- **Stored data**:
▬▬▬▬▬▬▬▬▬▬
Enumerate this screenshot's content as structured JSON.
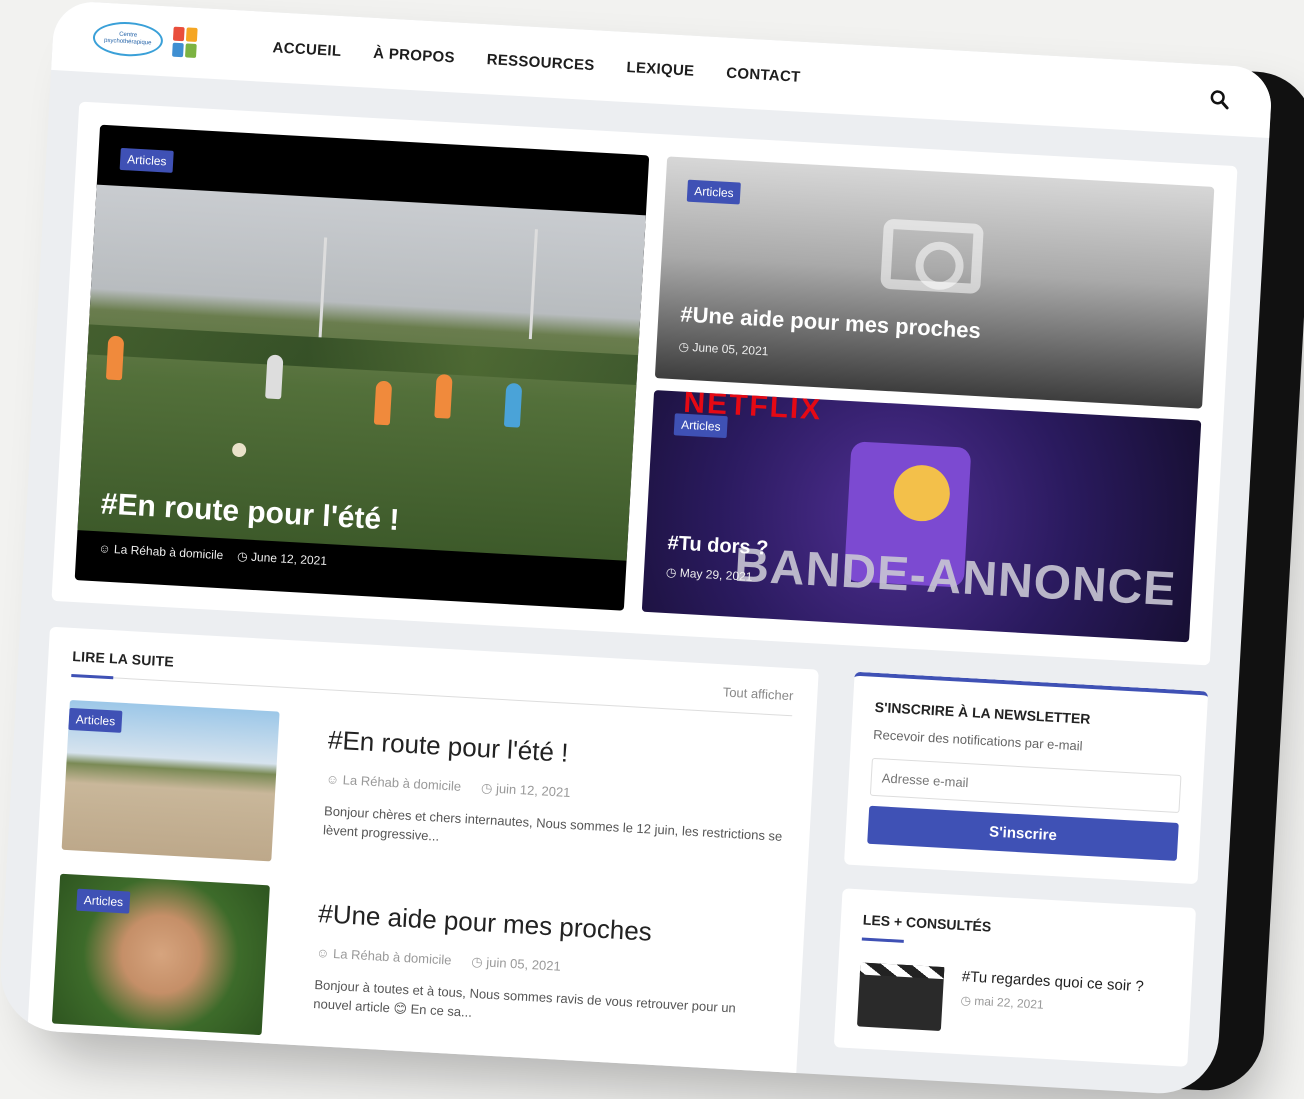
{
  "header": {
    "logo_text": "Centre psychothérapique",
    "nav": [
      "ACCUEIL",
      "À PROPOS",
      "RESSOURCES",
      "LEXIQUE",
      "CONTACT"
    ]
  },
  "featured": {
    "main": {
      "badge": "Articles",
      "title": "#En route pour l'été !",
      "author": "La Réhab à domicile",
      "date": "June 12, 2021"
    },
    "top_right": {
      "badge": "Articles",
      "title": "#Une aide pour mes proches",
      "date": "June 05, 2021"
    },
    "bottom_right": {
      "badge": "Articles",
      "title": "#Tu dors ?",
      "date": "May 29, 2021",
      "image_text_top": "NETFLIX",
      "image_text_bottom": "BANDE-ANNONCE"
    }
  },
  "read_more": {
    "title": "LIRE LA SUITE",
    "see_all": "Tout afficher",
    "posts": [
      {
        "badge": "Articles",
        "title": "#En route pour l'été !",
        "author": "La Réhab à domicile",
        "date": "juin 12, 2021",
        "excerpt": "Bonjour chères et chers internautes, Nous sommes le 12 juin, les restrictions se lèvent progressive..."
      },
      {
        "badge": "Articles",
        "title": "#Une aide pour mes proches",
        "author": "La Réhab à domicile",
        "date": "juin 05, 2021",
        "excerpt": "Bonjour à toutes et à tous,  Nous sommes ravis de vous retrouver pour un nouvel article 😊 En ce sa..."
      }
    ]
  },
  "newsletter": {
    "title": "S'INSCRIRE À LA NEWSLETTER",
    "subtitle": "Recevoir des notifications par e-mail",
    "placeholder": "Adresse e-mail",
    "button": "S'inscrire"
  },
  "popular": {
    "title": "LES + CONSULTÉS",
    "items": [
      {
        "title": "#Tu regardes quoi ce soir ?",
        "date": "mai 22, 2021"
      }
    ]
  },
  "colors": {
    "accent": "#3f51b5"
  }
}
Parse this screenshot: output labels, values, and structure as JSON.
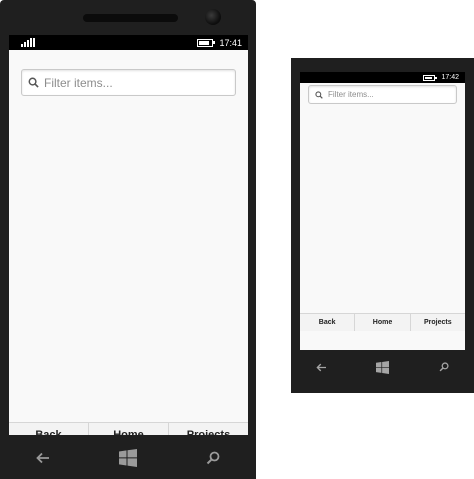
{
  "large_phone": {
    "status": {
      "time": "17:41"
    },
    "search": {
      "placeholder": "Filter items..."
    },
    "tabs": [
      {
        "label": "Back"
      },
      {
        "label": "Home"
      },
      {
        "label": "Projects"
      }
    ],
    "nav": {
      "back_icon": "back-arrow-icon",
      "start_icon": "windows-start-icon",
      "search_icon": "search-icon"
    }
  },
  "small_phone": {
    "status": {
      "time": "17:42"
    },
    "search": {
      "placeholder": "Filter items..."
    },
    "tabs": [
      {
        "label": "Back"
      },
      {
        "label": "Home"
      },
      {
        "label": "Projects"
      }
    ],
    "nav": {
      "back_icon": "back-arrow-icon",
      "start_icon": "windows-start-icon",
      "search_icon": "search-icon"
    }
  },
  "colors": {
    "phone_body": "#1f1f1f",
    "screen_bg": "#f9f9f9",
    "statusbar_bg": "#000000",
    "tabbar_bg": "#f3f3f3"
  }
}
▬▬▬▬▬▬▬▬▬▬
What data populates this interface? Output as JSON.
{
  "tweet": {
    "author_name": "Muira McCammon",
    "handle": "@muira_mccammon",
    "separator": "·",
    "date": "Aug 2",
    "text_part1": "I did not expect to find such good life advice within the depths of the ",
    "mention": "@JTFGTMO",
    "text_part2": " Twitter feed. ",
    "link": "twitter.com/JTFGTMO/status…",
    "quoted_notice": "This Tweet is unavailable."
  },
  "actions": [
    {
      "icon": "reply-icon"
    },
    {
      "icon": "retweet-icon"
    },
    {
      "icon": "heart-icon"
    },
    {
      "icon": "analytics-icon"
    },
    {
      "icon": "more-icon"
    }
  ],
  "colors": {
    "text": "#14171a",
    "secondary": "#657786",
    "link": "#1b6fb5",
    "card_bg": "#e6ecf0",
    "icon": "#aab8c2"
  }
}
▬▬▬▬▬▬▬▬▬▬
- **Directions for this task**: Count how many lines of the listing above include "Bonjour" and report that number alone.

- **Solution to this problem**: 2